[Recorded data]
## START
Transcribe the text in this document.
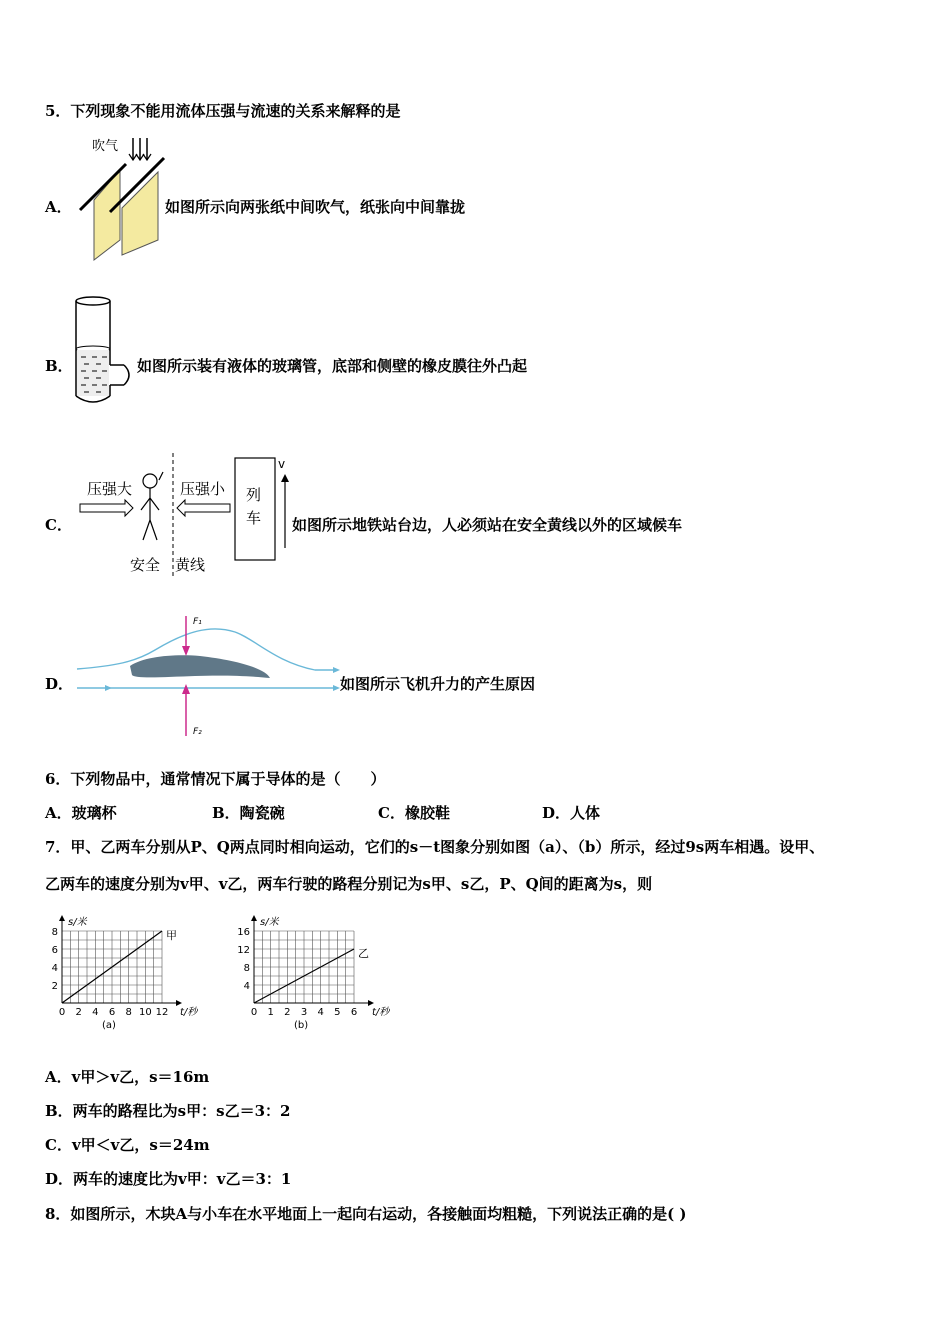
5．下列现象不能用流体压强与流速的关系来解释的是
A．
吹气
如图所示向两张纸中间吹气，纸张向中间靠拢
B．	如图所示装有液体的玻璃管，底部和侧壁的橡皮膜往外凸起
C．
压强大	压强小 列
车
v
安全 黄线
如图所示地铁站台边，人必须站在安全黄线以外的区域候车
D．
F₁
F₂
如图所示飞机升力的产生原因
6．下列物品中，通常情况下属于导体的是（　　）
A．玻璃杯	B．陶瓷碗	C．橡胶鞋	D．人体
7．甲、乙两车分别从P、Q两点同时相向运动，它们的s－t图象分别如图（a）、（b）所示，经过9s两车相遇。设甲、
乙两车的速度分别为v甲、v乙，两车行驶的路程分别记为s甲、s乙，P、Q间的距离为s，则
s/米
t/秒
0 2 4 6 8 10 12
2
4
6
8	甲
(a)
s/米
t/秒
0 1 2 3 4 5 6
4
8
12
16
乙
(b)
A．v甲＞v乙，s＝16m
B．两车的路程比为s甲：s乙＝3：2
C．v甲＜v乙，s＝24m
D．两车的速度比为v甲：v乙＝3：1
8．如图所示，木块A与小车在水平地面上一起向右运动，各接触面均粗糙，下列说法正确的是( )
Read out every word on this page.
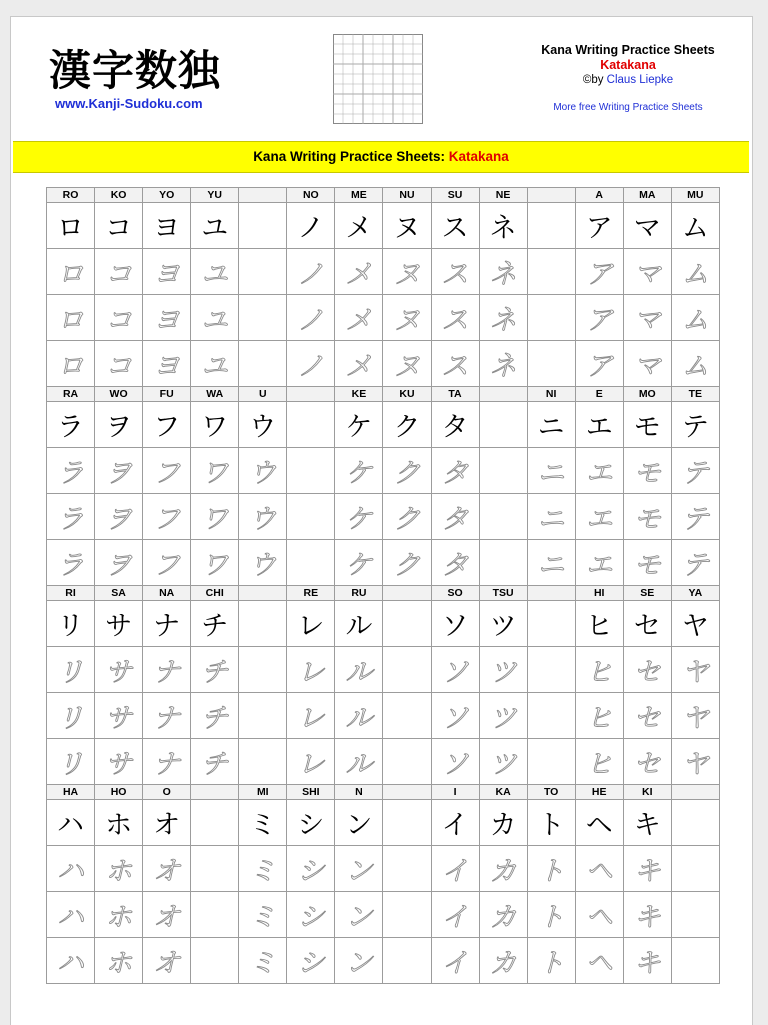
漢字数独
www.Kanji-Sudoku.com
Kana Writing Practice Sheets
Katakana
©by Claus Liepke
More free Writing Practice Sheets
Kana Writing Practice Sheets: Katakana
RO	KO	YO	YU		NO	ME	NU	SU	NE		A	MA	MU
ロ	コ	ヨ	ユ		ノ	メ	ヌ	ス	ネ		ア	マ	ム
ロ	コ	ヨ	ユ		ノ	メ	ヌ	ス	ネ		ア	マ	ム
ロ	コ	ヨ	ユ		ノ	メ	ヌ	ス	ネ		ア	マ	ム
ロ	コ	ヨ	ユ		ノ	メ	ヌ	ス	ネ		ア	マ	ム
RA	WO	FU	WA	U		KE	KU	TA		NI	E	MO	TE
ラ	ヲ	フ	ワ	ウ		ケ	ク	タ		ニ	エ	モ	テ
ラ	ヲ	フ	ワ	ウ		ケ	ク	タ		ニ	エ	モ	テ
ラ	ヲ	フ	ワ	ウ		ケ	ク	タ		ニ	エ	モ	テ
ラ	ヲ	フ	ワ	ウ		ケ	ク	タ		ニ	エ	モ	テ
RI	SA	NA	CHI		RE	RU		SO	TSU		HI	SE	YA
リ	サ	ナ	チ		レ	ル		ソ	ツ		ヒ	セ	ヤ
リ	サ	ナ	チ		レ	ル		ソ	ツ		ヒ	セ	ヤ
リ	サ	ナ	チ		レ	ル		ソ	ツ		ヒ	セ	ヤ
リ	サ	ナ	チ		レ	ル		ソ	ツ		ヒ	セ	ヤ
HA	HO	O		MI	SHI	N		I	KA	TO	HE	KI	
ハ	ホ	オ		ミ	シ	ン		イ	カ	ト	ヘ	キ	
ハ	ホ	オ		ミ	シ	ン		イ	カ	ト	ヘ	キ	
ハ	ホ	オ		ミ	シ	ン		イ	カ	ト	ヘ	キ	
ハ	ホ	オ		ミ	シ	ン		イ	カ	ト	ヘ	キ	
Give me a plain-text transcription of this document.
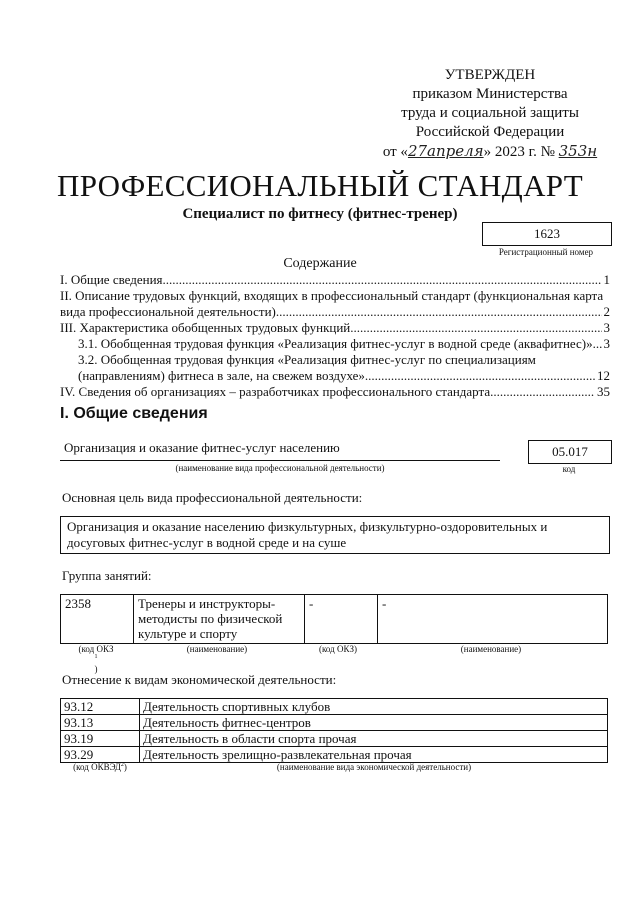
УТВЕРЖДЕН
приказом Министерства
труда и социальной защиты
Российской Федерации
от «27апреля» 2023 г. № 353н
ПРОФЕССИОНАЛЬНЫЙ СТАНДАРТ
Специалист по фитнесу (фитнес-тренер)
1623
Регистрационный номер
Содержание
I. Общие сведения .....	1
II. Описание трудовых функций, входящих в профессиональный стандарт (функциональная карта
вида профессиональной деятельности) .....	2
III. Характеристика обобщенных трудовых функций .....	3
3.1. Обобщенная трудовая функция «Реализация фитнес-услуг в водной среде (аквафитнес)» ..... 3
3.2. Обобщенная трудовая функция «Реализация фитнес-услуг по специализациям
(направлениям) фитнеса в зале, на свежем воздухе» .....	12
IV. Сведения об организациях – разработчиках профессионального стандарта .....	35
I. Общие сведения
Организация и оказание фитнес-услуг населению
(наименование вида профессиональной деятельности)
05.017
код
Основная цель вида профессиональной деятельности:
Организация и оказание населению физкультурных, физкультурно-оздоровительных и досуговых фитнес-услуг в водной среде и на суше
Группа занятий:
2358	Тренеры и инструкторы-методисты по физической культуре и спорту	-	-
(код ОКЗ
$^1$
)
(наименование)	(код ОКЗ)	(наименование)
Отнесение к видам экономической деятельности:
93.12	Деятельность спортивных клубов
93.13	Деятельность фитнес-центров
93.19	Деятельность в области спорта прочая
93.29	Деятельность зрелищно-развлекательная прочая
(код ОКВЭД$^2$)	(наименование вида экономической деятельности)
## END
Copy every record character for character. Skip the pictures.

Written answer —
Transcribe the text in this document.
5．下列现象不能用流体压强与流速的关系来解释的是
A．
吹气
如图所示向两张纸中间吹气，纸张向中间靠拢
B．	如图所示装有液体的玻璃管，底部和侧壁的橡皮膜往外凸起
C．
压强大	压强小 列
车
v
安全 黄线
如图所示地铁站台边，人必须站在安全黄线以外的区域候车
D．
F₁
F₂
如图所示飞机升力的产生原因
6．下列物品中，通常情况下属于导体的是（　　）
A．玻璃杯	B．陶瓷碗	C．橡胶鞋	D．人体
7．甲、乙两车分别从P、Q两点同时相向运动，它们的s－t图象分别如图（a）、（b）所示，经过9s两车相遇。设甲、
乙两车的速度分别为v甲、v乙，两车行驶的路程分别记为s甲、s乙，P、Q间的距离为s，则
s/米
t/秒
0 2 4 6 8 10 12
2
4
6
8	甲
(a)
s/米
t/秒
0 1 2 3 4 5 6
4
8
12
16
乙
(b)
A．v甲＞v乙，s＝16m
B．两车的路程比为s甲：s乙＝3：2
C．v甲＜v乙，s＝24m
D．两车的速度比为v甲：v乙＝3：1
8．如图所示，木块A与小车在水平地面上一起向右运动，各接触面均粗糙，下列说法正确的是( )
Read out every word on this page.
漢字数独
www.Kanji-Sudoku.com
Kana Writing Practice Sheets
Katakana
©by Claus Liepke
More free Writing Practice Sheets
Kana Writing Practice Sheets: Katakana
RO	KO	YO	YU		NO	ME	NU	SU	NE		A	MA	MU
ロ	コ	ヨ	ユ		ノ	メ	ヌ	ス	ネ		ア	マ	ム
ロ	コ	ヨ	ユ		ノ	メ	ヌ	ス	ネ		ア	マ	ム
ロ	コ	ヨ	ユ		ノ	メ	ヌ	ス	ネ		ア	マ	ム
ロ	コ	ヨ	ユ		ノ	メ	ヌ	ス	ネ		ア	マ	ム
RA	WO	FU	WA	U		KE	KU	TA		NI	E	MO	TE
ラ	ヲ	フ	ワ	ウ		ケ	ク	タ		ニ	エ	モ	テ
ラ	ヲ	フ	ワ	ウ		ケ	ク	タ		ニ	エ	モ	テ
ラ	ヲ	フ	ワ	ウ		ケ	ク	タ		ニ	エ	モ	テ
ラ	ヲ	フ	ワ	ウ		ケ	ク	タ		ニ	エ	モ	テ
RI	SA	NA	CHI		RE	RU		SO	TSU		HI	SE	YA
リ	サ	ナ	チ		レ	ル		ソ	ツ		ヒ	セ	ヤ
リ	サ	ナ	チ		レ	ル		ソ	ツ		ヒ	セ	ヤ
リ	サ	ナ	チ		レ	ル		ソ	ツ		ヒ	セ	ヤ
リ	サ	ナ	チ		レ	ル		ソ	ツ		ヒ	セ	ヤ
HA	HO	O		MI	SHI	N		I	KA	TO	HE	KI	
ハ	ホ	オ		ミ	シ	ン		イ	カ	ト	ヘ	キ	
ハ	ホ	オ		ミ	シ	ン		イ	カ	ト	ヘ	キ	
ハ	ホ	オ		ミ	シ	ン		イ	カ	ト	ヘ	キ	
ハ	ホ	オ		ミ	シ	ン		イ	カ	ト	ヘ	キ	
Give me a plain-text transcription of this document.
УТВЕРЖДЕН
приказом Министерства
труда и социальной защиты
Российской Федерации
от «27апреля» 2023 г. № 353н
ПРОФЕССИОНАЛЬНЫЙ СТАНДАРТ
Специалист по фитнесу (фитнес-тренер)
1623
Регистрационный номер
Содержание
I. Общие сведения .....	1
II. Описание трудовых функций, входящих в профессиональный стандарт (функциональная карта
вида профессиональной деятельности) .....	2
III. Характеристика обобщенных трудовых функций .....	3
3.1. Обобщенная трудовая функция «Реализация фитнес-услуг в водной среде (аквафитнес)» ..... 3
3.2. Обобщенная трудовая функция «Реализация фитнес-услуг по специализациям
(направлениям) фитнеса в зале, на свежем воздухе» .....	12
IV. Сведения об организациях – разработчиках профессионального стандарта .....	35
I. Общие сведения
Организация и оказание фитнес-услуг населению
(наименование вида профессиональной деятельности)
05.017
код
Основная цель вида профессиональной деятельности:
Организация и оказание населению физкультурных, физкультурно-оздоровительных и досуговых фитнес-услуг в водной среде и на суше
Группа занятий:
2358	Тренеры и инструкторы-методисты по физической культуре и спорту	-	-
(код ОКЗ
$^1$
)
(наименование)	(код ОКЗ)	(наименование)
Отнесение к видам экономической деятельности:
93.12	Деятельность спортивных клубов
93.13	Деятельность фитнес-центров
93.19	Деятельность в области спорта прочая
93.29	Деятельность зрелищно-развлекательная прочая
(код ОКВЭД$^2$)	(наименование вида экономической деятельности)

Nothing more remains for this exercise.